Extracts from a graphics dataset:

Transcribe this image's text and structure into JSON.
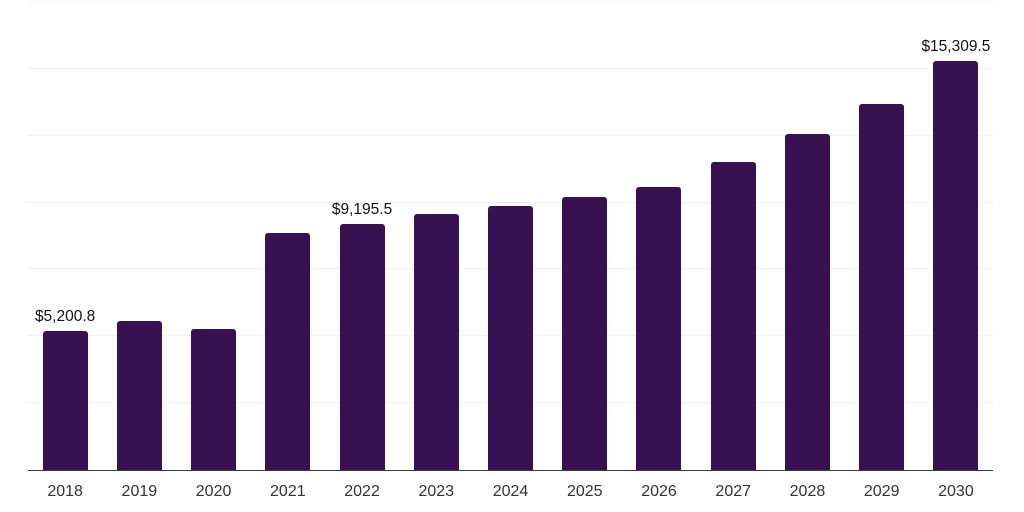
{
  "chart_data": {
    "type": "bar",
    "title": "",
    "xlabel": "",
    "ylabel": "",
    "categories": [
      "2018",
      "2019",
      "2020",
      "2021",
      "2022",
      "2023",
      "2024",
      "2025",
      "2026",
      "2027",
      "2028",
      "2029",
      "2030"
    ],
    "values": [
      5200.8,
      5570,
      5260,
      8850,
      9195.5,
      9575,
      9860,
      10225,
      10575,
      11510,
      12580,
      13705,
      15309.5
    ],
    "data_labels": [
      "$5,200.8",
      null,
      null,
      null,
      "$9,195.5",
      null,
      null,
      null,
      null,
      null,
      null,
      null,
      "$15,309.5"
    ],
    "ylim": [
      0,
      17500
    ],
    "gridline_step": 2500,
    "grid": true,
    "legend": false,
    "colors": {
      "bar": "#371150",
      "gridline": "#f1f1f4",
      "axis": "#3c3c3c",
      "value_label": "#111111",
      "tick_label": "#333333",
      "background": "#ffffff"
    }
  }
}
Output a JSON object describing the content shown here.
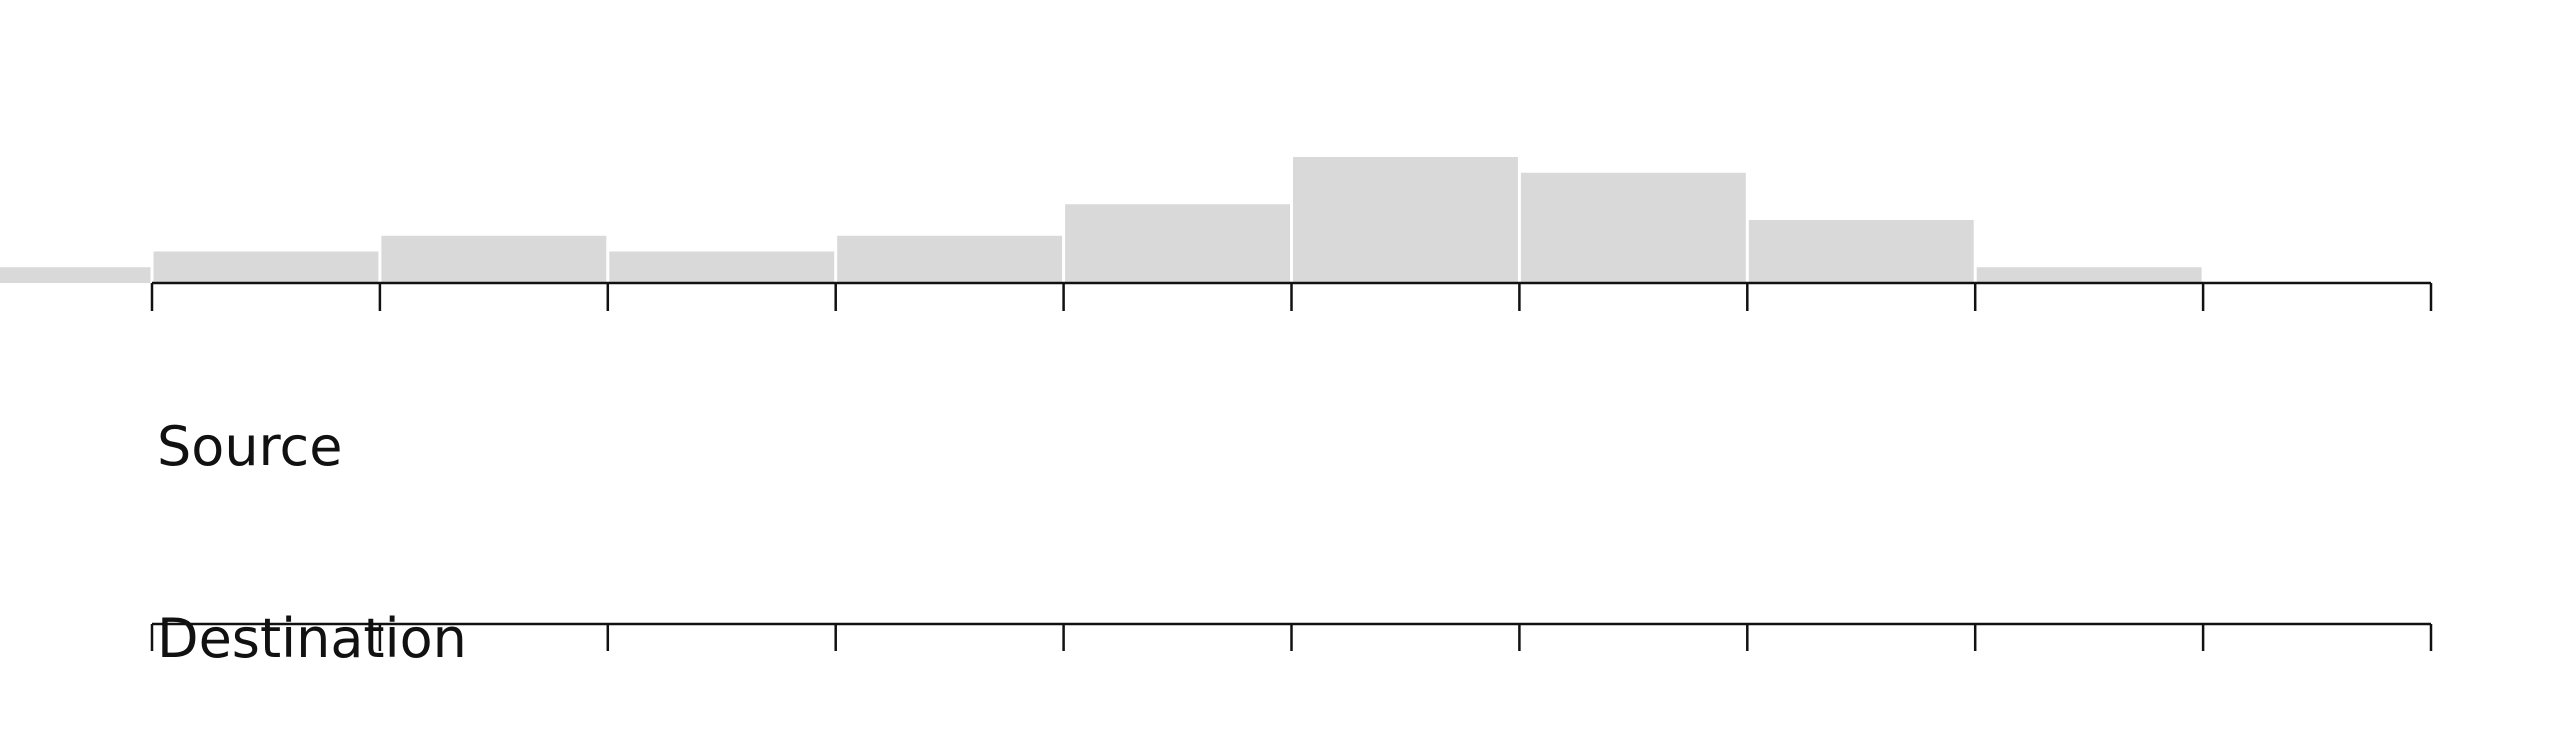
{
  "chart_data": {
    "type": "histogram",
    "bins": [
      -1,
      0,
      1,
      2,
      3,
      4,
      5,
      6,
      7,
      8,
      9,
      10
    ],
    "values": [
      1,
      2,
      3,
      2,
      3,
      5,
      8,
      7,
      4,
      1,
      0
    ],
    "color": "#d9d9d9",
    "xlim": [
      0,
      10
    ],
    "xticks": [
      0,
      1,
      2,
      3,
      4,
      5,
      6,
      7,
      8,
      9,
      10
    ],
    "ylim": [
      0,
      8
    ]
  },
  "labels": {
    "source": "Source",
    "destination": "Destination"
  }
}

**TASK TO CARRY OUT**
Display every line of the listing that contains the string "JSON".

**SOLUTION TO THIS PROBLEM**
Transcribe this image's text and structure into JSON.
Output a JSON object describing the content shown here.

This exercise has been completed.